[Data entries]
-=-=-
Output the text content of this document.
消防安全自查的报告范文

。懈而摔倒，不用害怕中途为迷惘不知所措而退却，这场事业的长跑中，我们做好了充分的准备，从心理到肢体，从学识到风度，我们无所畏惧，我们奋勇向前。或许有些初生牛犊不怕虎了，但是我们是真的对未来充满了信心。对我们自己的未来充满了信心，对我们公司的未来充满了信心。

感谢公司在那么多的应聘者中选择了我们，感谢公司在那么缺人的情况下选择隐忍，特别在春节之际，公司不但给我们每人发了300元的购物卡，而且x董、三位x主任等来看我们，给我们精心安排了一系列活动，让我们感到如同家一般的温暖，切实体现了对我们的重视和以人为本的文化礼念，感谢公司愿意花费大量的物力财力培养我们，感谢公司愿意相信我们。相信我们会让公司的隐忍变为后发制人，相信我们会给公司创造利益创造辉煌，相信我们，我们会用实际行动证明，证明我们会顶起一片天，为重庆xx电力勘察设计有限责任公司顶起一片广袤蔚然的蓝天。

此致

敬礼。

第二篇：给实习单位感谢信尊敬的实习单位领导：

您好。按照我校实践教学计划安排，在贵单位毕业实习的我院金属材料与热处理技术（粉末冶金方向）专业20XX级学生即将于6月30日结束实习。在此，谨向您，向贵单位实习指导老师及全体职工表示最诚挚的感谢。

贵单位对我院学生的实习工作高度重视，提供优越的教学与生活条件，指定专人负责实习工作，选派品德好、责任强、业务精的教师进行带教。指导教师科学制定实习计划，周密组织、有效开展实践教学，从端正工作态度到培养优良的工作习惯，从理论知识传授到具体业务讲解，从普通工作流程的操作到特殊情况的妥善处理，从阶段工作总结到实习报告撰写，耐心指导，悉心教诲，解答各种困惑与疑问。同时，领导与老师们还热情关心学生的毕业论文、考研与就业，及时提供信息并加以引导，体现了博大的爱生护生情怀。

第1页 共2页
-=-=-
The exercise: Restate all of the entries exactly, please.

Finished answer:
Output the text content of this document.
消防安全自查的报告范文

。懈而摔倒，不用害怕中途为迷惘不知所措而退却，这场事业的长跑中，我们做好了充分的准备，从心理到肢体，从学识到风度，我们无所畏惧，我们奋勇向前。或许有些初生牛犊不怕虎了，但是我们是真的对未来充满了信心。对我们自己的未来充满了信心，对我们公司的未来充满了信心。

感谢公司在那么多的应聘者中选择了我们，感谢公司在那么缺人的情况下选择隐忍，特别在春节之际，公司不但给我们每人发了300元的购物卡，而且x董、三位x主任等来看我们，给我们精心安排了一系列活动，让我们感到如同家一般的温暖，切实体现了对我们的重视和以人为本的文化礼念，感谢公司愿意花费大量的物力财力培养我们，感谢公司愿意相信我们。相信我们会让公司的隐忍变为后发制人，相信我们会给公司创造利益创造辉煌，相信我们，我们会用实际行动证明，证明我们会顶起一片天，为重庆xx电力勘察设计有限责任公司顶起一片广袤蔚然的蓝天。

此致

敬礼。

第二篇：给实习单位感谢信尊敬的实习单位领导：

您好。按照我校实践教学计划安排，在贵单位毕业实习的我院金属材料与热处理技术（粉末冶金方向）专业20XX级学生即将于6月30日结束实习。在此，谨向您，向贵单位实习指导老师及全体职工表示最诚挚的感谢。

贵单位对我院学生的实习工作高度重视，提供优越的教学与生活条件，指定专人负责实习工作，选派品德好、责任强、业务精的教师进行带教。指导教师科学制定实习计划，周密组织、有效开展实践教学，从端正工作态度到培养优良的工作习惯，从理论知识传授到具体业务讲解，从普通工作流程的操作到特殊情况的妥善处理，从阶段工作总结到实习报告撰写，耐心指导，悉心教诲，解答各种困惑与疑问。同时，领导与老师们还热情关心学生的毕业论文、考研与就业，及时提供信息并加以引导，体现了博大的爱生护生情怀。

第1页 共2页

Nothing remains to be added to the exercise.